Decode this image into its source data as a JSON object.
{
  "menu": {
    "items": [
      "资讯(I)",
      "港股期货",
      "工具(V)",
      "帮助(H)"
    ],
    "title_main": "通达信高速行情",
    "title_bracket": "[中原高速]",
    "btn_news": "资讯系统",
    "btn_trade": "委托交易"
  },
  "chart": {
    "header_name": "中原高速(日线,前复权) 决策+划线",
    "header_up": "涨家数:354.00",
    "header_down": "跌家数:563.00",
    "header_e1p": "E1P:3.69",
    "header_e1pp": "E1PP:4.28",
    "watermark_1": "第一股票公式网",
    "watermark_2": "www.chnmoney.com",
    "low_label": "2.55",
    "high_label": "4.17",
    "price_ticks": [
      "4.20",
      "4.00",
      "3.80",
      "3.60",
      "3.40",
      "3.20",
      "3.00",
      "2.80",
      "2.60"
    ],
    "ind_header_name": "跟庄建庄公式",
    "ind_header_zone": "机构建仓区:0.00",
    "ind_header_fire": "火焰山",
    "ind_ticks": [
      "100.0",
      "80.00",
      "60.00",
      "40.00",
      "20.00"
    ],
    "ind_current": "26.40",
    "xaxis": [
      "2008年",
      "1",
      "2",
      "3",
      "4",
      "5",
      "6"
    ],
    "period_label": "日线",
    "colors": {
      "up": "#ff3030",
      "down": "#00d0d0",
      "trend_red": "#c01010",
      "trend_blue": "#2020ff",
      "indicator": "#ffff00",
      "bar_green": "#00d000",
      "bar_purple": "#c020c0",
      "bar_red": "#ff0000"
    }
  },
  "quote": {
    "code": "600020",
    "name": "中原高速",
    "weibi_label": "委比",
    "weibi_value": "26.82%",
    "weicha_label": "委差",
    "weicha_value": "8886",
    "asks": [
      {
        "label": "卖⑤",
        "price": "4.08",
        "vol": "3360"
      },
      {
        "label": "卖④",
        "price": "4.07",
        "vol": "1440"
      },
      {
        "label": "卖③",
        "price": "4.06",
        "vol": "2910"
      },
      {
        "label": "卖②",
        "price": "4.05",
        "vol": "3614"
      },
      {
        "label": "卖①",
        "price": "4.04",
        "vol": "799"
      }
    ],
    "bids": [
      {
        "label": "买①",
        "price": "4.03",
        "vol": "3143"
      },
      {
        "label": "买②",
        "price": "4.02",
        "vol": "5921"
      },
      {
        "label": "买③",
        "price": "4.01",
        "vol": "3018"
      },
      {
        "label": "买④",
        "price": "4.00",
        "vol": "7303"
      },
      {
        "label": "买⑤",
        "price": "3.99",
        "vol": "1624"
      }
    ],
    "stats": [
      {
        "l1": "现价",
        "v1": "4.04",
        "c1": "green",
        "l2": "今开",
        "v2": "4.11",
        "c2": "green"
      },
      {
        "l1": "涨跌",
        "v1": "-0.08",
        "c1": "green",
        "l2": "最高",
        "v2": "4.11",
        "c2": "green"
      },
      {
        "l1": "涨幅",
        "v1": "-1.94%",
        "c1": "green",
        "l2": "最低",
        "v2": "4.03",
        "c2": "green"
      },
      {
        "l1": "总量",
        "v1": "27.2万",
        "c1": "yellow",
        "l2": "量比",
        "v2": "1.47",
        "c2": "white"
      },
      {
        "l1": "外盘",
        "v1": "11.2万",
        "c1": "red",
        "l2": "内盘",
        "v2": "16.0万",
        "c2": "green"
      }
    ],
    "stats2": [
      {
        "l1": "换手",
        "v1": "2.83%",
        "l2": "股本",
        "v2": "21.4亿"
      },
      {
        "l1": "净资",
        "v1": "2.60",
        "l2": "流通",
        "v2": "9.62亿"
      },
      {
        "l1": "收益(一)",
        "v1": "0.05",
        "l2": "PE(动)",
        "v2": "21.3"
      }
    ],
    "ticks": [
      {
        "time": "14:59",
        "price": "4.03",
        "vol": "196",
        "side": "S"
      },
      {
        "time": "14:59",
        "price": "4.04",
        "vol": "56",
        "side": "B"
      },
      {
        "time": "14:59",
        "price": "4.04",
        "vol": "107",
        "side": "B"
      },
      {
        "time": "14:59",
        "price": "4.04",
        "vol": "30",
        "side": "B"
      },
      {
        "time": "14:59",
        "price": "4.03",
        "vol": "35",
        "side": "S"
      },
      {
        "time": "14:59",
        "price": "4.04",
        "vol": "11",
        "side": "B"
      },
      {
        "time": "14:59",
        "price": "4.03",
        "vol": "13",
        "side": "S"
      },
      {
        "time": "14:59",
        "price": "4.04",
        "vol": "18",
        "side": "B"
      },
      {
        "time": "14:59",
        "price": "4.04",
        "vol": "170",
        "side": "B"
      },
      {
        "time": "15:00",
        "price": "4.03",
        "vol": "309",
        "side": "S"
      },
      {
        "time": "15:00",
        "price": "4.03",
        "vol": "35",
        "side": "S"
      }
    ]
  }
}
++++++++++++++++++++
» **What needs to be done**:
Review the preceding data and report every line that includes the string "中原高速".

» **Response**:
    "title_bracket": "[中原高速]",
    "header_name": "中原高速(日线,前复权) 决策+划线",
    "name": "中原高速",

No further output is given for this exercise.